## Dataset rows
______________________________

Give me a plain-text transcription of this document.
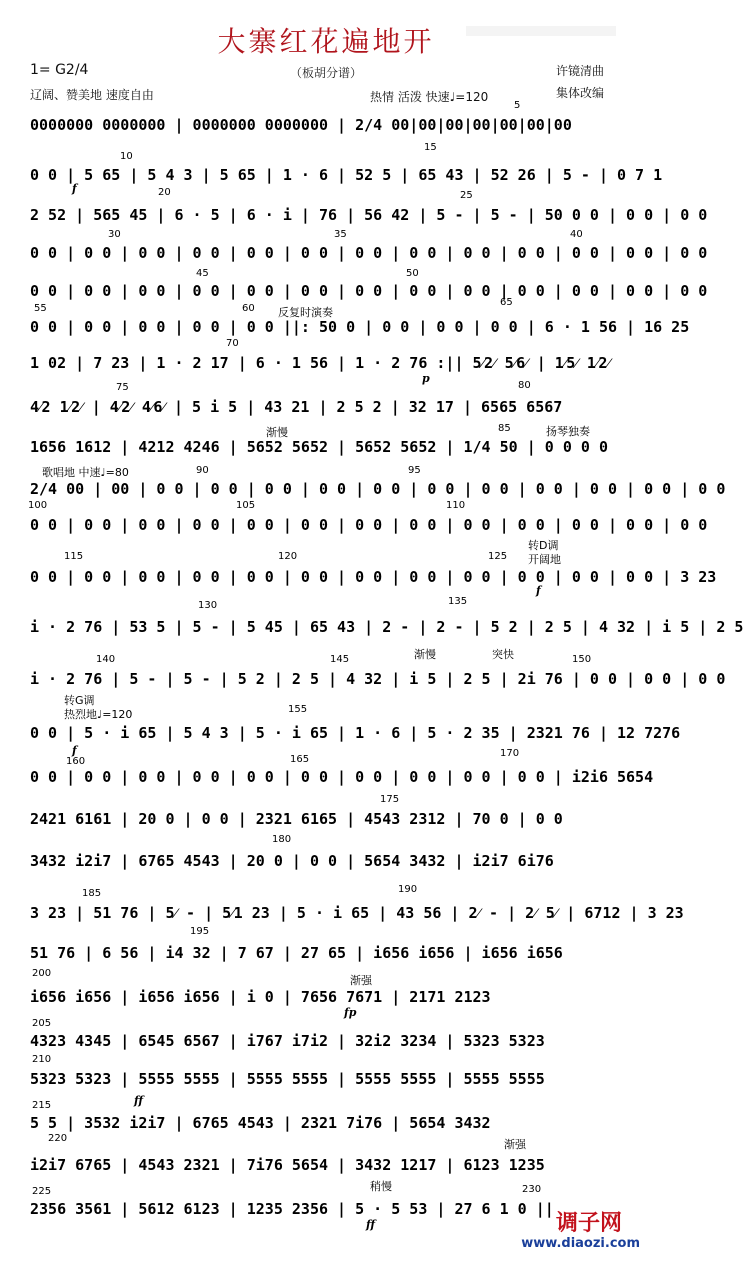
大寨红花遍地开
（板胡分谱）
1= G2/4	许镜清曲
辽阔、赞美地 速度自由	热情 活泼 快速♩=120	集体改编
反复时演奏
渐慢	扬琴独奏
歌唱地 中速♩=80
转D调
开阔地
渐慢	突快
转G调
热烈地♩=120
渐强
渐强
稍慢
f
p
f
f
fp
ff
ff
5
10
15
20	25
30	35	40
45	50
55	60
65
70
75	80
85
90	95
100	105	110
115	120	125
130	135
140	145	150
155
160	165
170
175
180
185	190
195
200
205
210
215
220
225	230
0000000 0000000 | 0000000 0000000 | 2/4 00|00|00|00|00|00|00
0 0 | 5 65 | 5 4 3 | 5 65 | 1 · 6 | 52 5 | 65 43 | 52 26 | 5 - | 0 7 1
2 52 | 565 45 | 6 · 5 | 6 · i | 76 | 56 42 | 5 - | 5 - | 50 0 0 | 0 0 | 0 0
0 0 | 0 0 | 0 0 | 0 0 | 0 0 | 0 0 | 0 0 | 0 0 | 0 0 | 0 0 | 0 0 | 0 0 | 0 0
0 0 | 0 0 | 0 0 | 0 0 | 0 0 | 0 0 | 0 0 | 0 0 | 0 0 | 0 0 | 0 0 | 0 0 | 0 0
0 0 | 0 0 | 0 0 | 0 0 | 0 0 ||: 50 0 | 0 0 | 0 0 | 0 0 | 6 · 1 56 | 16 25
1 02 | 7 23 | 1 · 2 17 | 6 · 1 56 | 1 · 2 76 :|| 5⁄2⁄ 5⁄6⁄ | 1⁄5⁄ 1⁄2⁄
4⁄2 1⁄2⁄ | 4⁄2⁄ 4⁄6⁄ | 5 i 5 | 43 21 | 2 5 2 | 32 17 | 6565 6567
1656 1612 | 4212 4246 | 5652 5652 | 5652 5652 | 1/4 50 | 0 0 0 0
2/4 00 | 00 | 0 0 | 0 0 | 0 0 | 0 0 | 0 0 | 0 0 | 0 0 | 0 0 | 0 0 | 0 0 | 0 0
0 0 | 0 0 | 0 0 | 0 0 | 0 0 | 0 0 | 0 0 | 0 0 | 0 0 | 0 0 | 0 0 | 0 0 | 0 0
0 0 | 0 0 | 0 0 | 0 0 | 0 0 | 0 0 | 0 0 | 0 0 | 0 0 | 0 0 | 0 0 | 0 0 | 3 23
i · 2 76 | 53 5 | 5 - | 5 45 | 65 43 | 2 - | 2 - | 5 2 | 2 5 | 4 32 | i 5 | 2 5
i · 2 76 | 5 - | 5 - | 5 2 | 2 5 | 4 32 | i 5 | 2 5 | 2i 76 | 0 0 | 0 0 | 0 0
0 0 | 5 · i 65 | 5 4 3 | 5 · i 65 | 1 · 6 | 5 · 2 35 | 2321 76 | 12 7276
0 0 | 0 0 | 0 0 | 0 0 | 0 0 | 0 0 | 0 0 | 0 0 | 0 0 | 0 0 | i2i6 5654
2421 6161 | 20 0 | 0 0 | 2321 6165 | 4543 2312 | 70 0 | 0 0
3432 i2i7 | 6765 4543 | 20 0 | 0 0 | 5654 3432 | i2i7 6i76
3 23 | 51 76 | 5⁄ - | 5⁄1 23 | 5 · i 65 | 43 56 | 2⁄ - | 2⁄ 5⁄ | 6712 | 3 23
51 76 | 6 56 | i4 32 | 7 67 | 27 65 | i656 i656 | i656 i656
i656 i656 | i656 i656 | i 0 | 7656 7671 | 2171 2123
4323 4345 | 6545 6567 | i767 i7i2 | 32i2 3234 | 5323 5323
5323 5323 | 5555 5555 | 5555 5555 | 5555 5555 | 5555 5555
5 5 | 3532 i2i7 | 6765 4543 | 2321 7i76 | 5654 3432
i2i7 6765 | 4543 2321 | 7i76 5654 | 3432 1217 | 6123 1235
2356 3561 | 5612 6123 | 1235 2356 | 5 · 5 53 | 27 6 1 0 ||
调子网
www.diaozi.com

______________________________

## Problem
Quote each line of the listing exactly, but leave the pictures out.

## Full response
Give me a plain-text transcription of this document.
大寨红花遍地开
（板胡分谱）
1= G2/4	许镜清曲
辽阔、赞美地 速度自由	热情 活泼 快速♩=120	集体改编
反复时演奏
渐慢	扬琴独奏
歌唱地 中速♩=80
转D调
开阔地
渐慢	突快
转G调
热烈地♩=120
渐强
渐强
稍慢
f
p
f
f
fp
ff
ff
5
10
15
20	25
30	35	40
45	50
55	60
65
70
75	80
85
90	95
100	105	110
115	120	125
130	135
140	145	150
155
160	165
170
175
180
185	190
195
200
205
210
215
220
225	230
0000000 0000000 | 0000000 0000000 | 2/4 00|00|00|00|00|00|00
0 0 | 5 65 | 5 4 3 | 5 65 | 1 · 6 | 52 5 | 65 43 | 52 26 | 5 - | 0 7 1
2 52 | 565 45 | 6 · 5 | 6 · i | 76 | 56 42 | 5 - | 5 - | 50 0 0 | 0 0 | 0 0
0 0 | 0 0 | 0 0 | 0 0 | 0 0 | 0 0 | 0 0 | 0 0 | 0 0 | 0 0 | 0 0 | 0 0 | 0 0
0 0 | 0 0 | 0 0 | 0 0 | 0 0 | 0 0 | 0 0 | 0 0 | 0 0 | 0 0 | 0 0 | 0 0 | 0 0
0 0 | 0 0 | 0 0 | 0 0 | 0 0 ||: 50 0 | 0 0 | 0 0 | 0 0 | 6 · 1 56 | 16 25
1 02 | 7 23 | 1 · 2 17 | 6 · 1 56 | 1 · 2 76 :|| 5⁄2⁄ 5⁄6⁄ | 1⁄5⁄ 1⁄2⁄
4⁄2 1⁄2⁄ | 4⁄2⁄ 4⁄6⁄ | 5 i 5 | 43 21 | 2 5 2 | 32 17 | 6565 6567
1656 1612 | 4212 4246 | 5652 5652 | 5652 5652 | 1/4 50 | 0 0 0 0
2/4 00 | 00 | 0 0 | 0 0 | 0 0 | 0 0 | 0 0 | 0 0 | 0 0 | 0 0 | 0 0 | 0 0 | 0 0
0 0 | 0 0 | 0 0 | 0 0 | 0 0 | 0 0 | 0 0 | 0 0 | 0 0 | 0 0 | 0 0 | 0 0 | 0 0
0 0 | 0 0 | 0 0 | 0 0 | 0 0 | 0 0 | 0 0 | 0 0 | 0 0 | 0 0 | 0 0 | 0 0 | 3 23
i · 2 76 | 53 5 | 5 - | 5 45 | 65 43 | 2 - | 2 - | 5 2 | 2 5 | 4 32 | i 5 | 2 5
i · 2 76 | 5 - | 5 - | 5 2 | 2 5 | 4 32 | i 5 | 2 5 | 2i 76 | 0 0 | 0 0 | 0 0
0 0 | 5 · i 65 | 5 4 3 | 5 · i 65 | 1 · 6 | 5 · 2 35 | 2321 76 | 12 7276
0 0 | 0 0 | 0 0 | 0 0 | 0 0 | 0 0 | 0 0 | 0 0 | 0 0 | 0 0 | i2i6 5654
2421 6161 | 20 0 | 0 0 | 2321 6165 | 4543 2312 | 70 0 | 0 0
3432 i2i7 | 6765 4543 | 20 0 | 0 0 | 5654 3432 | i2i7 6i76
3 23 | 51 76 | 5⁄ - | 5⁄1 23 | 5 · i 65 | 43 56 | 2⁄ - | 2⁄ 5⁄ | 6712 | 3 23
51 76 | 6 56 | i4 32 | 7 67 | 27 65 | i656 i656 | i656 i656
i656 i656 | i656 i656 | i 0 | 7656 7671 | 2171 2123
4323 4345 | 6545 6567 | i767 i7i2 | 32i2 3234 | 5323 5323
5323 5323 | 5555 5555 | 5555 5555 | 5555 5555 | 5555 5555
5 5 | 3532 i2i7 | 6765 4543 | 2321 7i76 | 5654 3432
i2i7 6765 | 4543 2321 | 7i76 5654 | 3432 1217 | 6123 1235
2356 3561 | 5612 6123 | 1235 2356 | 5 · 5 53 | 27 6 1 0 ||
调子网
www.diaozi.com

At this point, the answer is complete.